#### [What to work on]
Locate and copy all lines bearing the word "JSON".

══════════════════════════════

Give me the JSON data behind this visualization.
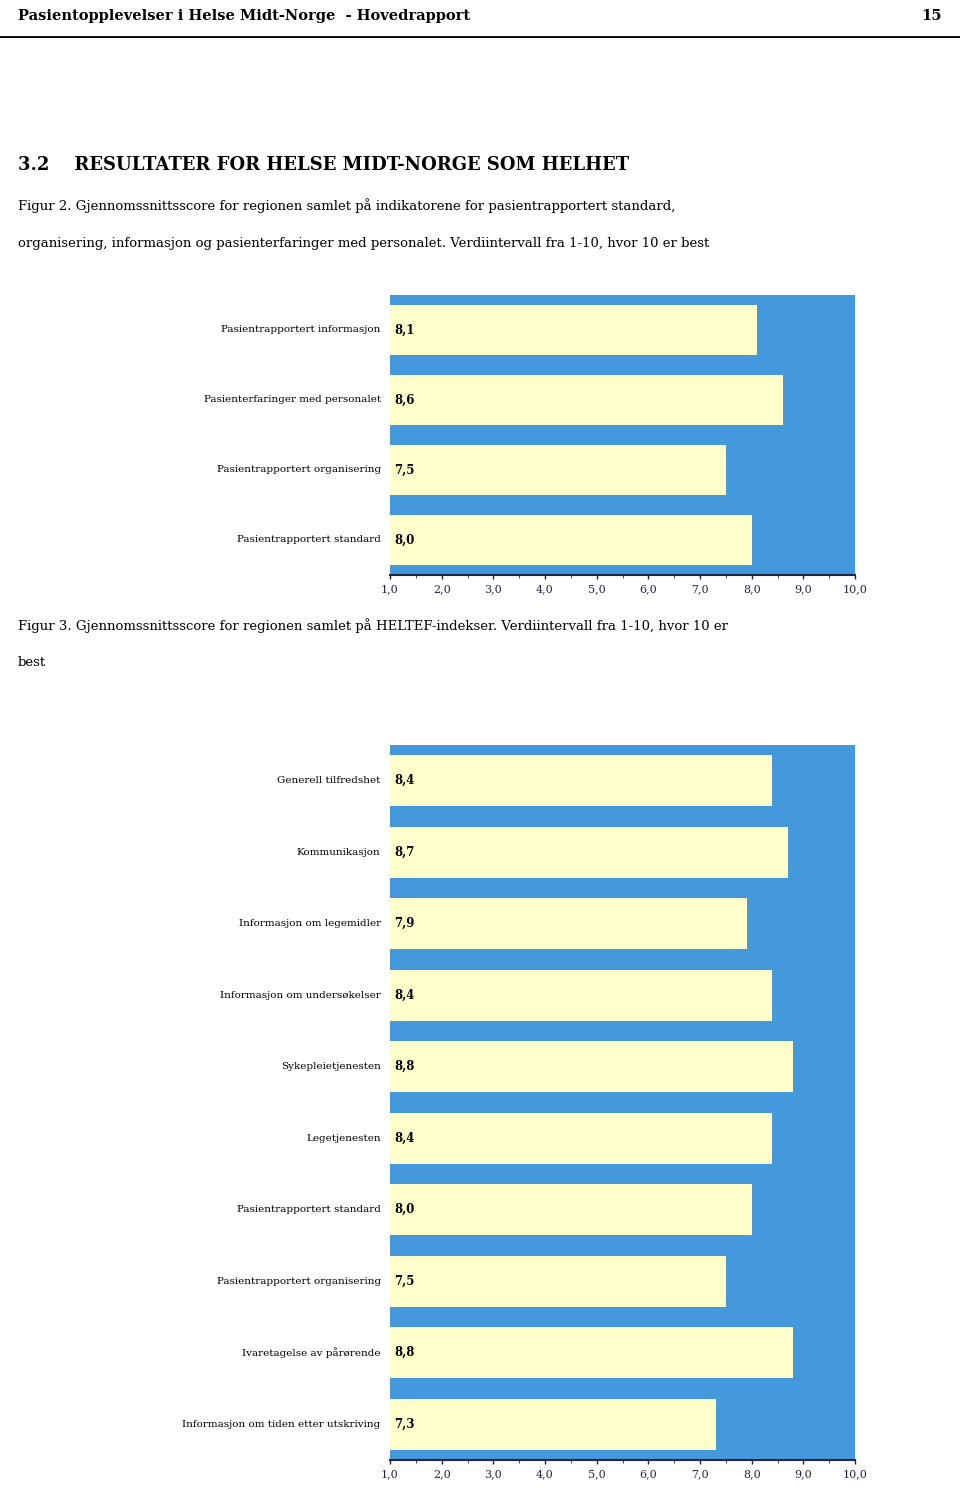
{
  "page_header": "Pasientopplevelser i Helse Midt-Norge  - Hovedrapport",
  "page_number": "15",
  "section_title": "3.2    RESULTATER FOR HELSE MIDT-NORGE SOM HELHET",
  "fig2_caption_line1": "Figur 2. Gjennomssnittsscore for regionen samlet på indikatorene for pasientrapportert standard,",
  "fig2_caption_line2": "organisering, informasjon og pasienterfaringer med personalet. Verdiintervall fra 1-10, hvor 10 er best",
  "fig2_categories": [
    "Pasientrapportert informasjon",
    "Pasienterfaringer med personalet",
    "Pasientrapportert organisering",
    "Pasientrapportert standard"
  ],
  "fig2_values": [
    8.1,
    8.6,
    7.5,
    8.0
  ],
  "fig3_caption_line1": "Figur 3. Gjennomssnittsscore for regionen samlet på HELTEF-indekser. Verdiintervall fra 1-10, hvor 10 er",
  "fig3_caption_line2": "best",
  "fig3_categories": [
    "Generell tilfredshet",
    "Kommunikasjon",
    "Informasjon om legemidler",
    "Informasjon om undersøkelser",
    "Sykepleietjenesten",
    "Legetjenesten",
    "Pasientrapportert standard",
    "Pasientrapportert organisering",
    "Ivaretagelse av pårørende",
    "Informasjon om tiden etter utskriving"
  ],
  "fig3_values": [
    8.4,
    8.7,
    7.9,
    8.4,
    8.8,
    8.4,
    8.0,
    7.5,
    8.8,
    7.3
  ],
  "bar_yellow": "#FFFFCC",
  "bar_blue_bg": "#4499DD",
  "axis_min": 1.0,
  "axis_max": 10.0,
  "axis_ticks": [
    1.0,
    2.0,
    3.0,
    4.0,
    5.0,
    6.0,
    7.0,
    8.0,
    9.0,
    10.0
  ],
  "axis_tick_labels": [
    "1,0",
    "2,0",
    "3,0",
    "4,0",
    "5,0",
    "6,0",
    "7,0",
    "8,0",
    "9,0",
    "10,0"
  ],
  "label_fontsize": 7.5,
  "value_fontsize": 8.5,
  "caption_fontsize": 9.5,
  "header_fontsize": 10.5,
  "section_fontsize": 13,
  "background_color": "#ffffff"
}
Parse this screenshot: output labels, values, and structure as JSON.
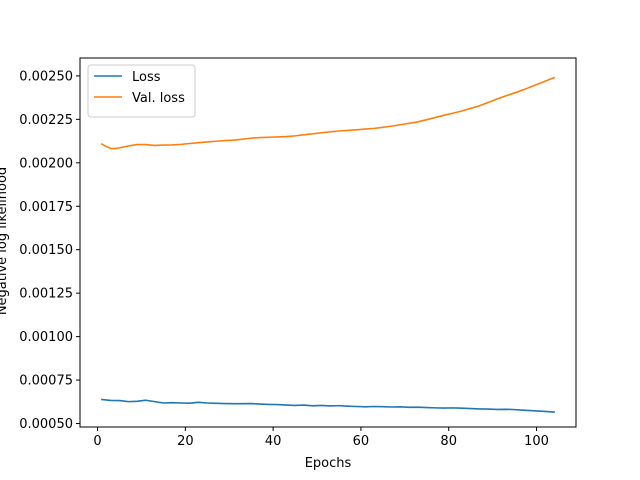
{
  "chart_data": {
    "type": "line",
    "xlabel": "Epochs",
    "ylabel": "Negative log likelihood",
    "xlim": [
      -4,
      109
    ],
    "ylim": [
      0.00048,
      0.002603
    ],
    "xticks": [
      0,
      20,
      40,
      60,
      80,
      100
    ],
    "yticks": [
      0.0005,
      0.00075,
      0.001,
      0.00125,
      0.0015,
      0.00175,
      0.002,
      0.00225,
      0.0025
    ],
    "ytick_labels": [
      "0.00050",
      "0.00075",
      "0.00100",
      "0.00125",
      "0.00150",
      "0.00175",
      "0.00200",
      "0.00225",
      "0.00250"
    ],
    "grid": false,
    "legend": {
      "placement": "top-left"
    },
    "series": [
      {
        "name": "Loss",
        "color": "#1f77b4",
        "x": [
          1,
          3,
          5,
          7,
          9,
          11,
          13,
          15,
          17,
          19,
          21,
          23,
          25,
          27,
          29,
          31,
          33,
          35,
          37,
          39,
          41,
          43,
          45,
          47,
          49,
          51,
          53,
          55,
          57,
          59,
          61,
          63,
          65,
          67,
          69,
          71,
          73,
          75,
          77,
          79,
          81,
          83,
          85,
          87,
          89,
          91,
          93,
          95,
          97,
          99,
          101,
          104
        ],
        "values": [
          0.000638,
          0.000633,
          0.000632,
          0.000626,
          0.000628,
          0.000634,
          0.000626,
          0.000618,
          0.00062,
          0.000618,
          0.000617,
          0.000622,
          0.000618,
          0.000616,
          0.000615,
          0.000614,
          0.000614,
          0.000615,
          0.000612,
          0.00061,
          0.000609,
          0.000606,
          0.000604,
          0.000606,
          0.000602,
          0.000604,
          0.000601,
          0.000603,
          0.0006,
          0.000598,
          0.000596,
          0.000598,
          0.000597,
          0.000595,
          0.000596,
          0.000593,
          0.000594,
          0.000592,
          0.00059,
          0.000589,
          0.00059,
          0.000588,
          0.000586,
          0.000584,
          0.000583,
          0.000581,
          0.000582,
          0.00058,
          0.000577,
          0.000574,
          0.000571,
          0.000566
        ]
      },
      {
        "name": "Val. loss",
        "color": "#ff7f0e",
        "x": [
          1,
          2,
          3,
          4,
          5,
          7,
          9,
          11,
          13,
          15,
          17,
          19,
          21,
          23,
          25,
          27,
          29,
          31,
          33,
          35,
          37,
          39,
          41,
          43,
          45,
          47,
          49,
          51,
          53,
          55,
          57,
          59,
          61,
          63,
          65,
          67,
          69,
          71,
          73,
          75,
          77,
          79,
          81,
          83,
          85,
          87,
          89,
          91,
          93,
          95,
          97,
          99,
          101,
          104
        ],
        "values": [
          0.002108,
          0.002093,
          0.002083,
          0.002082,
          0.002086,
          0.002097,
          0.002105,
          0.002105,
          0.0021,
          0.002102,
          0.002103,
          0.002106,
          0.002111,
          0.002116,
          0.00212,
          0.002124,
          0.002128,
          0.00213,
          0.002136,
          0.002142,
          0.002145,
          0.002147,
          0.002149,
          0.002151,
          0.002155,
          0.002161,
          0.002167,
          0.002173,
          0.002178,
          0.002183,
          0.002186,
          0.00219,
          0.002194,
          0.002198,
          0.002204,
          0.002211,
          0.002219,
          0.002227,
          0.002236,
          0.002248,
          0.002261,
          0.002274,
          0.002286,
          0.002298,
          0.002313,
          0.002328,
          0.002347,
          0.002367,
          0.002385,
          0.002402,
          0.00242,
          0.00244,
          0.00246,
          0.00249
        ]
      }
    ]
  }
}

══════════════════════════════

#### [Output]
Give me the JSON data behind this visualization.
Parse this screenshot: output labels, values, and structure as JSON.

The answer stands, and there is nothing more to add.